**TEXTABSCHNITT**
§ §
Die Schattenseiten des Lichtes

Ein Abenteuer wäre keines, wenn sich nicht schier unüberwindbare Hindernisse und Probleme mitten im Weg aufbauen würden. Ich war ziemlich überrascht, als die gute Motivation, mich aufopfernd für eine lohnende Sache einzusetzen, nicht ausreichte und viele wertvolle Aspekte meines Lebens verloren gingen.
Als wir 2003 von unserer ersten Reise nach Ladakh zurückkehrten, fielen wir in einen Strom turbulenter und arbeitsreicher Wochen, der uns nicht wieder frei gab. Da eine große Nachfrage nach unseren Bildern bestand, sortierten und ordneten wir ca. 1000 Dias. Wir entwarfen kleine Handzettel über den Zweck unseres Einsatzes und kopierten sie zum Auslegen. Entsprechende Musik zur Untermalung bei den Vorträgen musste ausgesucht werden. Ein Diaprojektor mit Überblendtechnik fehlte auch noch und wir liehen uns eine Leinwand für die größeren Vorträge vom Alpenverein, bei kleineren reichte eine weiße Wand. Ich entwarf Artikel für die Günzburger Zeitung, für die Zeitschrift für Physiotherapie (wir wollten ja Freiwillige rekrutieren, die für uns nach Ladakh gehen) und für die Fachzeitschrift für Orthopädietechnik. Außerdem erstellte ich meine erste PowerPointPräsentation für einen Vortrag in unserem Krankenhaus. Ich lernte, wie man Bilder bearbeitet und einfügt und eine solche Präsentation zusammen stellt. Meine ganze Freizeit wurde von dieser Arbeit verschlungen und ich spürte, dass ich oft sehr müde und niedergeschlagen war, ein Schatten ohne Namen kroch leise in mein Leben. Alle unsere Mühen wurden durch großen Anklang und Begeisterung gelohnt.
Wir hatten keine Pläne in Kürze nach Ladakh zurück zu fliegen und deswegen erwischte uns im Februar 2004 das berühmte E-Mail aus Ladakh völlig unvorbereitet. Es waren weitere behinderte Kinder gefunden worden, die unsere Hilfe brauchten. Es gab ja sonst niemanden, der so etwas machen würde. Unsere finanziellen Ressourcen waren aufgebraucht, aber das Feuer für die Kinder brannte hell. Ohne lange zu überlegen sagten wir zu, im Wissen, das „Etwas“ kommen und helfen würde, wenn es denn so sein sollte. Die Vorbereitungen für den Trip im Juni 2004 beschäftigten uns voll, als die Hilfe in Form eines Lottogewinns von 3700 Euro hereinschneite, der den größten Teil der Kosten deckte.
§ §
**DATENAUSZUG**
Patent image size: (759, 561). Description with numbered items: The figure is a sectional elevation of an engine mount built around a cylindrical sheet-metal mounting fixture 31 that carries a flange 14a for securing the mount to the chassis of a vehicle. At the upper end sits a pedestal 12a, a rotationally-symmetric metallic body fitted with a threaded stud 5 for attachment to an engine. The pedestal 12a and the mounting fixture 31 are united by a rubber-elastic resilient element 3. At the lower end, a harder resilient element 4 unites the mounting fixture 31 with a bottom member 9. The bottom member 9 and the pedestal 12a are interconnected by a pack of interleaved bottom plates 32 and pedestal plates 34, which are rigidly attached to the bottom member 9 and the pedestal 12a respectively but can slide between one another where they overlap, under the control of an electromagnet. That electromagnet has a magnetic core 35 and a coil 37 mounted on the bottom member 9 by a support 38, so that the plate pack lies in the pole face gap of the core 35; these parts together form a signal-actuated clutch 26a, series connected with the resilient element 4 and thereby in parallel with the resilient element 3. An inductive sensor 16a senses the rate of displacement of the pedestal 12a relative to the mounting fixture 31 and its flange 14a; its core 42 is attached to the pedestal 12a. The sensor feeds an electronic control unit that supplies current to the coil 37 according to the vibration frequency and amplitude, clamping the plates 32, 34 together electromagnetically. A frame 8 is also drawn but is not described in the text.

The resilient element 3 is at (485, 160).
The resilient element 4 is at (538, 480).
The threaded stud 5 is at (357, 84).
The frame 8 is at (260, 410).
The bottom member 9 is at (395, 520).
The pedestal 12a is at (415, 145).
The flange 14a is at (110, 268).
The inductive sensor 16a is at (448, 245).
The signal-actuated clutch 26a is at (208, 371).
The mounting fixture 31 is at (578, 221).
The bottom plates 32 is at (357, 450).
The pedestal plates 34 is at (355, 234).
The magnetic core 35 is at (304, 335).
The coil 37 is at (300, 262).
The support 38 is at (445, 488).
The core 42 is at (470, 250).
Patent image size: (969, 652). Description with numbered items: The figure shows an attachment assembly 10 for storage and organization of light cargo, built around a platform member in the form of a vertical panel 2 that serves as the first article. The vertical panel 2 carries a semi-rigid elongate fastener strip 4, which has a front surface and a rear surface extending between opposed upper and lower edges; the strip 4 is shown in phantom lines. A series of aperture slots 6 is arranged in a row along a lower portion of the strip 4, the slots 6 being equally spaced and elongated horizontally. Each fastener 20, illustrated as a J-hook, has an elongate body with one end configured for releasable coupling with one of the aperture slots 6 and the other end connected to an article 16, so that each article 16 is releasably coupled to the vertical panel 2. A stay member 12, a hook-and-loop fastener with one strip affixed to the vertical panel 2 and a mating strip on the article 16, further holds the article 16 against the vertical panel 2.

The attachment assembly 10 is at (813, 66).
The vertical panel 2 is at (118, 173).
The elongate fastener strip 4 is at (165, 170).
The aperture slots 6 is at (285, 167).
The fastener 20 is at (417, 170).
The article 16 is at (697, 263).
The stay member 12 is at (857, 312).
§ §
**AUFGABENSTELLUNG**
Aktualisieren Sie im Bericht über die Ladakh-Reisen die Passage von „Die Schattenseiten des“ bis einschließlich „Lebens verloren gingen.“, wobei „Abenteuer“ durch „Wagnis“ zu ersetzen ist. Die obigen Zeilen sind für die Bearbeitung ohne Belang.

**BEARBEITETE AUFGABE**
Die Schattenseiten des Lichtes

Ein Wagnis wäre keines, wenn sich nicht schier unüberwindbare Hindernisse und Probleme mitten im Weg aufbauen würden. Ich war ziemlich überrascht, als die gute Motivation, mich aufopfernd für eine lohnende Sache einzusetzen, nicht ausreichte und viele wertvolle Aspekte meines Lebens verloren gingen.